§ **Records**
——

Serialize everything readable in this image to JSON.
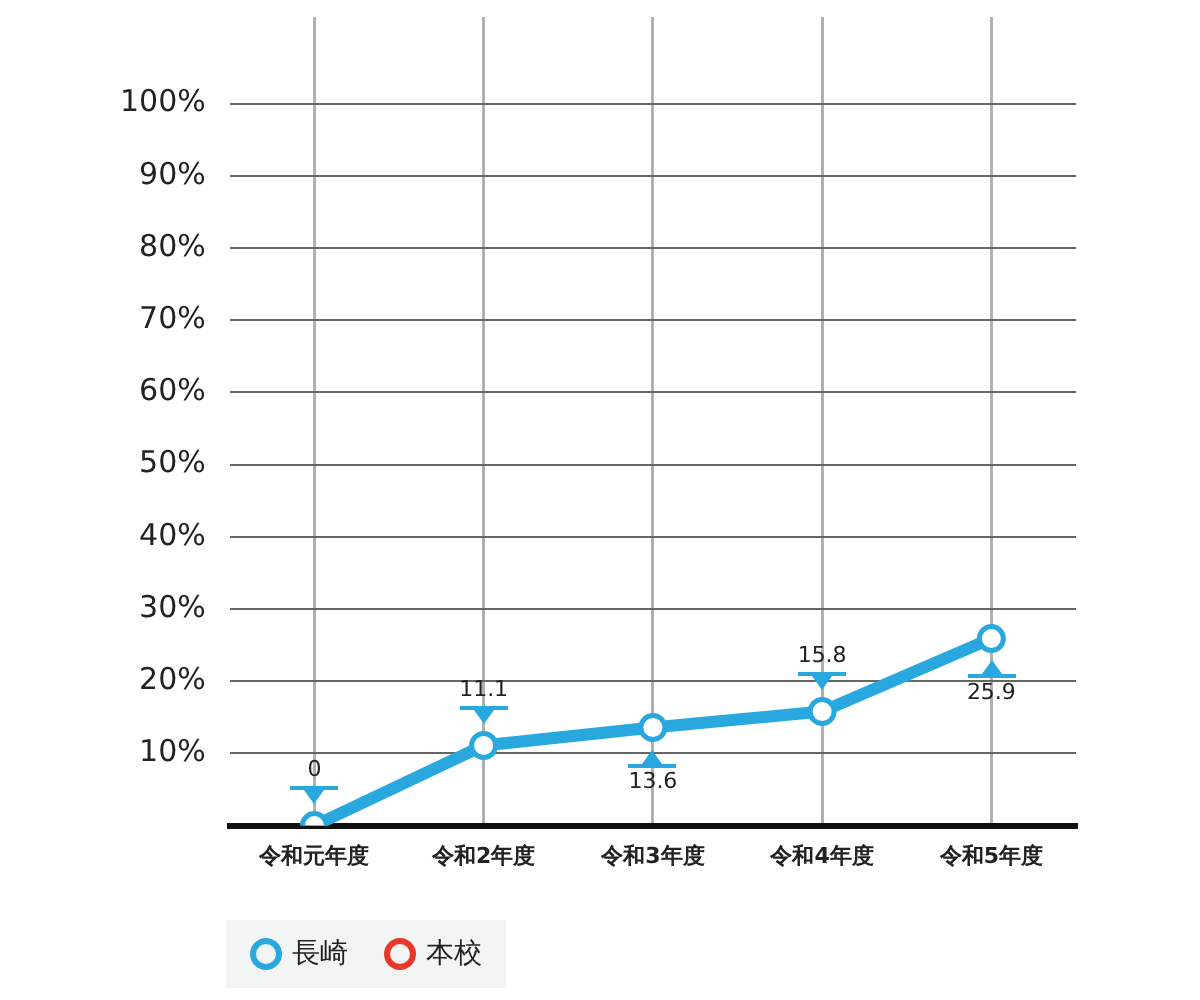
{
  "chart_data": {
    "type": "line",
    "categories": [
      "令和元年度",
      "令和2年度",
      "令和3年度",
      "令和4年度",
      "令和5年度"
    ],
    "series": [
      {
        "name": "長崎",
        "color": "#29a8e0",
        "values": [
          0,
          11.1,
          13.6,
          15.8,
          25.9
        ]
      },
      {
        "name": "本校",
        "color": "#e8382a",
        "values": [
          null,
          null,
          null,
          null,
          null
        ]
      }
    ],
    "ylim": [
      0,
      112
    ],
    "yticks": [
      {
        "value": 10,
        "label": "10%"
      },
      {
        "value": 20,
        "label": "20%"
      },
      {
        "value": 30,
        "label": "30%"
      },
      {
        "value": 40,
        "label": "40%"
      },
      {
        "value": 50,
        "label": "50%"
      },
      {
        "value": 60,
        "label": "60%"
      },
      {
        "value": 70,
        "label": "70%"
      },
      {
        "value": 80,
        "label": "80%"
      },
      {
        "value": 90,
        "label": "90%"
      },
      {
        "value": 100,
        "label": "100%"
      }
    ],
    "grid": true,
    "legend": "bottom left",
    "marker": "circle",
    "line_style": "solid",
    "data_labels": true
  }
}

——

§ **OBJECTIVE**
Print the full listing exactly, dropping the pictures.

§ **EXERCISE RESULT**
Serialize everything readable in this image to JSON.
{
  "chart_data": {
    "type": "line",
    "categories": [
      "令和元年度",
      "令和2年度",
      "令和3年度",
      "令和4年度",
      "令和5年度"
    ],
    "series": [
      {
        "name": "長崎",
        "color": "#29a8e0",
        "values": [
          0,
          11.1,
          13.6,
          15.8,
          25.9
        ]
      },
      {
        "name": "本校",
        "color": "#e8382a",
        "values": [
          null,
          null,
          null,
          null,
          null
        ]
      }
    ],
    "ylim": [
      0,
      112
    ],
    "yticks": [
      {
        "value": 10,
        "label": "10%"
      },
      {
        "value": 20,
        "label": "20%"
      },
      {
        "value": 30,
        "label": "30%"
      },
      {
        "value": 40,
        "label": "40%"
      },
      {
        "value": 50,
        "label": "50%"
      },
      {
        "value": 60,
        "label": "60%"
      },
      {
        "value": 70,
        "label": "70%"
      },
      {
        "value": 80,
        "label": "80%"
      },
      {
        "value": 90,
        "label": "90%"
      },
      {
        "value": 100,
        "label": "100%"
      }
    ],
    "grid": true,
    "legend": "bottom left",
    "marker": "circle",
    "line_style": "solid",
    "data_labels": true
  }
}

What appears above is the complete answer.